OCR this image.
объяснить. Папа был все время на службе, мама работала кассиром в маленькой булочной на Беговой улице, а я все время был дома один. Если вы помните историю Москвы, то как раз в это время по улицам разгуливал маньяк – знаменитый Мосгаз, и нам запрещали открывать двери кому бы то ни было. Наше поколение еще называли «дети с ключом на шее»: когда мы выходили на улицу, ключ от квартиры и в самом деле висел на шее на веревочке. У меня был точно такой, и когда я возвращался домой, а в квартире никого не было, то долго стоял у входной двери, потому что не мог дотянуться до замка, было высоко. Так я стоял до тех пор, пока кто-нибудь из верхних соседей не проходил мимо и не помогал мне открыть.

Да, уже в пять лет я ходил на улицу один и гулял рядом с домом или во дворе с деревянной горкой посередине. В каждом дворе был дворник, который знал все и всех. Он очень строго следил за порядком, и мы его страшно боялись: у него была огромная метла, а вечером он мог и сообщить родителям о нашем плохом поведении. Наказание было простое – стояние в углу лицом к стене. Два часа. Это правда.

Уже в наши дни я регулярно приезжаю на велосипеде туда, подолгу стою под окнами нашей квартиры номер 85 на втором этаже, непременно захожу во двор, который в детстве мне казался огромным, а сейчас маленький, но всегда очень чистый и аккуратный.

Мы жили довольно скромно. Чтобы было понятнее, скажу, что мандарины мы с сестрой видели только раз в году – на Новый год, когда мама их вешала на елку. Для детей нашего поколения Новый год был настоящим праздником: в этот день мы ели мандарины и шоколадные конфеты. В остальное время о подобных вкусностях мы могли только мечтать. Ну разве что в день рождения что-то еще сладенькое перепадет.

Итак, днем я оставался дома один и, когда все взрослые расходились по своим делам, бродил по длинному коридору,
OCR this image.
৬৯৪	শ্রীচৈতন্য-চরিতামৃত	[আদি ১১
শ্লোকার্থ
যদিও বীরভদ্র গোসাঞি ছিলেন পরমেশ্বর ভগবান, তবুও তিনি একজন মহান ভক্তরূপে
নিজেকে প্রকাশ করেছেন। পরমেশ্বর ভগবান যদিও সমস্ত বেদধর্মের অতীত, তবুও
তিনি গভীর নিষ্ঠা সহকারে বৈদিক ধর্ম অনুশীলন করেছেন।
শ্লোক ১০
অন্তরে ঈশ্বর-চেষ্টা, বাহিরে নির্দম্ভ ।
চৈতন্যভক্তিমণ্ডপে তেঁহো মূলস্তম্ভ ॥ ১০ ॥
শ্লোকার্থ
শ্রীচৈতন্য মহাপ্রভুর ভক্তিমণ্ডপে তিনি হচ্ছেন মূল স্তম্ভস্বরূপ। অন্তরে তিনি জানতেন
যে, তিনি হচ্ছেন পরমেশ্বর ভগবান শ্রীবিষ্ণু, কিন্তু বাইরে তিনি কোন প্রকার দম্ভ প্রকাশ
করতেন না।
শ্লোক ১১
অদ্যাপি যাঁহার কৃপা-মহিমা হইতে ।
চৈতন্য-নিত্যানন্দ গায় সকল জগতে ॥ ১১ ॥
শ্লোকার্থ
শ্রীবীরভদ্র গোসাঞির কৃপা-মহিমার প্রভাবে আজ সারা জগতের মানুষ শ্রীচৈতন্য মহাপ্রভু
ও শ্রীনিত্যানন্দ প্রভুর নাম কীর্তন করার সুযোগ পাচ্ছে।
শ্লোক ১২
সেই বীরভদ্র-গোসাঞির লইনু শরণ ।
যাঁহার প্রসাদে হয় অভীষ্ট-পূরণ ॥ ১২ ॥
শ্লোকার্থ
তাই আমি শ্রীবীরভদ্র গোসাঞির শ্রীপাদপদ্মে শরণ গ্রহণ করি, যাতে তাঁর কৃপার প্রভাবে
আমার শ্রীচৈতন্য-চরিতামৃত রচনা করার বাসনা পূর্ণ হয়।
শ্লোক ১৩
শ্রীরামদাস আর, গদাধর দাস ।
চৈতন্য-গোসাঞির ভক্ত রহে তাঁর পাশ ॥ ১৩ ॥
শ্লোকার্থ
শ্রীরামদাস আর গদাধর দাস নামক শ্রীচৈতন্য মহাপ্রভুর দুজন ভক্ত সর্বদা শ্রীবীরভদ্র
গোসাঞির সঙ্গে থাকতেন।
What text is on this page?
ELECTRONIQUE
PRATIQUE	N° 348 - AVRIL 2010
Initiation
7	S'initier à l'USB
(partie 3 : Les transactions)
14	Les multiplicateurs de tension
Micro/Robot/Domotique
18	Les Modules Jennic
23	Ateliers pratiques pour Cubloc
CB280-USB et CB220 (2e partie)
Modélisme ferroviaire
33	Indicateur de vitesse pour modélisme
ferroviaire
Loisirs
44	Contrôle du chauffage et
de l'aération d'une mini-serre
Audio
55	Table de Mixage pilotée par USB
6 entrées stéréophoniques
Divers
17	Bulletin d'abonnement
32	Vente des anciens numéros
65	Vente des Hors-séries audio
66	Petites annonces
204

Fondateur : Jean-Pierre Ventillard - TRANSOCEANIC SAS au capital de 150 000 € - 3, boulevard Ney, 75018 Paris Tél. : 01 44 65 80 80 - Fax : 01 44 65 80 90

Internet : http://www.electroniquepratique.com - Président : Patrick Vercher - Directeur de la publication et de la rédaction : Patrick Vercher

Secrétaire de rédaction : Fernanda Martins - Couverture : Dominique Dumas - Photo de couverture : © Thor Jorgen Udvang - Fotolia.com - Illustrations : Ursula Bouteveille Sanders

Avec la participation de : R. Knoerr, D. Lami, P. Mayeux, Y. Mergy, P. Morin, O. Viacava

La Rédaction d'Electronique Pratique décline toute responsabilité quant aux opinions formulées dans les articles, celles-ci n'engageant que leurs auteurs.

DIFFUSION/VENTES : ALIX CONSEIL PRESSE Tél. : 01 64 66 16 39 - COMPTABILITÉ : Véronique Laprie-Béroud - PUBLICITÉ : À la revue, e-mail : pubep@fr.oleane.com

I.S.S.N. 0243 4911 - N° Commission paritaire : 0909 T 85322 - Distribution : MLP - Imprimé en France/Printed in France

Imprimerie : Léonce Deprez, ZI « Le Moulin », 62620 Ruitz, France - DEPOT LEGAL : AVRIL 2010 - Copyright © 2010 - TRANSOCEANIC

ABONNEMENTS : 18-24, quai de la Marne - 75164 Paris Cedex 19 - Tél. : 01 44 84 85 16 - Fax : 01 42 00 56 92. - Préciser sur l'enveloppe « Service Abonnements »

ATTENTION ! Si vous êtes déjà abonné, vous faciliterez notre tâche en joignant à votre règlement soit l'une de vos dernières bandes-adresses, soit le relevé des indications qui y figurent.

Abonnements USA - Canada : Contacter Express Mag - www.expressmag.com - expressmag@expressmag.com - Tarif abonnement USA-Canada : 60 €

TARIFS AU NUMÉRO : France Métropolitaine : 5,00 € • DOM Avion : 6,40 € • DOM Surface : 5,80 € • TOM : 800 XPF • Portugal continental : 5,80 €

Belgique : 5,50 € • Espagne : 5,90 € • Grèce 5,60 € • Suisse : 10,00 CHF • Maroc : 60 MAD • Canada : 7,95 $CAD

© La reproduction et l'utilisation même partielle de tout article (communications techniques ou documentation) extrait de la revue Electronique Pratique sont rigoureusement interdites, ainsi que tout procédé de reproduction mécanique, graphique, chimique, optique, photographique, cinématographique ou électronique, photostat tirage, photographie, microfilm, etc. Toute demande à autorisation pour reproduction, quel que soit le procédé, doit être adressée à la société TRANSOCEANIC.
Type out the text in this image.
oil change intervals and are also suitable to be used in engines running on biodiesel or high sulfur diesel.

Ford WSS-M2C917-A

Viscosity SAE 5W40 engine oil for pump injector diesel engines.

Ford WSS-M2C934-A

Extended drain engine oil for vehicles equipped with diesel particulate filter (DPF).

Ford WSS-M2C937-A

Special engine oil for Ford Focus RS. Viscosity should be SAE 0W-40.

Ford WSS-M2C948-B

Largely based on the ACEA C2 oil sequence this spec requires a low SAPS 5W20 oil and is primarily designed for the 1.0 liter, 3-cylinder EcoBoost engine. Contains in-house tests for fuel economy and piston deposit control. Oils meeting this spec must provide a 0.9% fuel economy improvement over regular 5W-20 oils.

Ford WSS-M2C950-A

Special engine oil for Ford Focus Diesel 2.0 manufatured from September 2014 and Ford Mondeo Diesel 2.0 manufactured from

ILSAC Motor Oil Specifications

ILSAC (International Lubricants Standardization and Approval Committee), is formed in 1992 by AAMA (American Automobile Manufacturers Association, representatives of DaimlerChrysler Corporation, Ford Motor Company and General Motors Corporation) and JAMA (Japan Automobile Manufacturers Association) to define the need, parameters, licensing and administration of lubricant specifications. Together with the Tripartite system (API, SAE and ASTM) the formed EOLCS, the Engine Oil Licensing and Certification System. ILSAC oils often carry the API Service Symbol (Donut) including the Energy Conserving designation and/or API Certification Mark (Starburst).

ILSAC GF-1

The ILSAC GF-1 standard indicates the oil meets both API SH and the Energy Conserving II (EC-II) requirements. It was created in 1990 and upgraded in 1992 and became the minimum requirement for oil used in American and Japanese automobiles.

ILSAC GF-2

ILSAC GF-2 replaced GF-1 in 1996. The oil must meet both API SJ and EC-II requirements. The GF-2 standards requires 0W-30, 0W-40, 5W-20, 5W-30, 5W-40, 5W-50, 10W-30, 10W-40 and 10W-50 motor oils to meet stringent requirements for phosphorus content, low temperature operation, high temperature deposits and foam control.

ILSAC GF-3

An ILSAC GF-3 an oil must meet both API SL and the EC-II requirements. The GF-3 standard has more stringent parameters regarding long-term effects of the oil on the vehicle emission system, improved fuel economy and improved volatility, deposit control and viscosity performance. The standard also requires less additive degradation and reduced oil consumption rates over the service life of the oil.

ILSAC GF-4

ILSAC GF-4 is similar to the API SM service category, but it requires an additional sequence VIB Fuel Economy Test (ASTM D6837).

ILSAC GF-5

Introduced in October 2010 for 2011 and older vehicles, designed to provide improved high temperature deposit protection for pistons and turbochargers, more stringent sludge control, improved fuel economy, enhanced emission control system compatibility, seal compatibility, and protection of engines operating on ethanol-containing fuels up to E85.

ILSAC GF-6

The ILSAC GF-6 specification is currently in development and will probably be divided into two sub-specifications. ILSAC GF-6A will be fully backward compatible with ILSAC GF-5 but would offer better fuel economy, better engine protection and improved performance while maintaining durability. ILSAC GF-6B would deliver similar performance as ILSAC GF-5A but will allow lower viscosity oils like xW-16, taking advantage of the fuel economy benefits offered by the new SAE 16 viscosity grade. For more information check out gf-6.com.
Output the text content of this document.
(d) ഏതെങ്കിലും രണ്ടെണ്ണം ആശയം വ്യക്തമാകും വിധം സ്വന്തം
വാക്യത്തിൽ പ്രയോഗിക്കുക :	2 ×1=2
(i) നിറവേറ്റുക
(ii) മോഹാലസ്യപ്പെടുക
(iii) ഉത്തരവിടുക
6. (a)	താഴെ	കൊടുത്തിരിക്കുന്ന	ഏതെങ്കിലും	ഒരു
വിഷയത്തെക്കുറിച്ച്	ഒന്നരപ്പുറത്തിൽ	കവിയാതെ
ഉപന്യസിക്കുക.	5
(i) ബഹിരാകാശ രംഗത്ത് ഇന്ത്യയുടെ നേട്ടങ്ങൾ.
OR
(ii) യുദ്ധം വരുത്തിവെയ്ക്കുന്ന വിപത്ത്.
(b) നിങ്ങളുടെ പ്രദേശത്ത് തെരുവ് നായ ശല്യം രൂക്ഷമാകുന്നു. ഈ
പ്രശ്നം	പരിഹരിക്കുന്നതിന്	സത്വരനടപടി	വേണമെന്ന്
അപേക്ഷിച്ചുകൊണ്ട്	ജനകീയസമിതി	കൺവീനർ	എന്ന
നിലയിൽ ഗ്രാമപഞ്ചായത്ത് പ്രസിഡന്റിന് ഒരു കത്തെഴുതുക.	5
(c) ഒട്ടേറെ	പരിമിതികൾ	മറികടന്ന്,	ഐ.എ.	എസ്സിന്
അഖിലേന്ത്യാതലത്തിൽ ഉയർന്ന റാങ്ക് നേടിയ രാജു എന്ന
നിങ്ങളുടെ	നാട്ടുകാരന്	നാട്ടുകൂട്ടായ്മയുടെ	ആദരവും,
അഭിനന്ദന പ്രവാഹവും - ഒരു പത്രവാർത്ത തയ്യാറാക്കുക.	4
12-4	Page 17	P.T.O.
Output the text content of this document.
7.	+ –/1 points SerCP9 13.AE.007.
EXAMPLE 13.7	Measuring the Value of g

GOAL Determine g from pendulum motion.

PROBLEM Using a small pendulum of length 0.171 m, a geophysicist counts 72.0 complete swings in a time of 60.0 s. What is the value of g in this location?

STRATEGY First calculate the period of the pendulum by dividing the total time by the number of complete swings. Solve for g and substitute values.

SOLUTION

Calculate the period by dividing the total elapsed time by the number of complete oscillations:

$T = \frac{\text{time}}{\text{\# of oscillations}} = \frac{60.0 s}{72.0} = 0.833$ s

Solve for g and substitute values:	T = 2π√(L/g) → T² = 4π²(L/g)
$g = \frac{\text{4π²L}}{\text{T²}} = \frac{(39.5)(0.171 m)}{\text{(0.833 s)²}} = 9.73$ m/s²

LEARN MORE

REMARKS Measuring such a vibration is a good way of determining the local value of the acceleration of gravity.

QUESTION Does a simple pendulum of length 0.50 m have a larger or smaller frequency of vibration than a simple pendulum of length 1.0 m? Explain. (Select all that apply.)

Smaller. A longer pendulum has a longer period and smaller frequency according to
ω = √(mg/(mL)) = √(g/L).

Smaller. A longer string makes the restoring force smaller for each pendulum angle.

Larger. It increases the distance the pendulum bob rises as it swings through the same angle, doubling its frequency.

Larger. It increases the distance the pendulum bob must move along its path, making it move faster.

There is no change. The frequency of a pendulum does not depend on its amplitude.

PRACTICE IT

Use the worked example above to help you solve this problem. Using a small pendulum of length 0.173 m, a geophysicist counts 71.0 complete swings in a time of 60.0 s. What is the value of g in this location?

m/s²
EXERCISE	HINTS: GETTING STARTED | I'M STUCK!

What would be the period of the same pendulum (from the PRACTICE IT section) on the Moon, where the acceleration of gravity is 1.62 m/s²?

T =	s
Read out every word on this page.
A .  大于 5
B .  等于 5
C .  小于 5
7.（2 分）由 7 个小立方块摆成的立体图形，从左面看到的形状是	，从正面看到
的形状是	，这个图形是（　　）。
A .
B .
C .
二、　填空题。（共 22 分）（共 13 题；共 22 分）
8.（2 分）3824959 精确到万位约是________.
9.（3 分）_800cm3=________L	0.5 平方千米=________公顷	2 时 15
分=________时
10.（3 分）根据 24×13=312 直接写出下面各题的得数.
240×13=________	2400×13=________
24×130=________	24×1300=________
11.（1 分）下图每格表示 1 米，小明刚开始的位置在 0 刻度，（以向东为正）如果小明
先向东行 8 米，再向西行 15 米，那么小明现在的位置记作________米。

→ **Set task**: How many of the lines above include the string "distance"? Reply with the number by itself.

→ **The result**: 2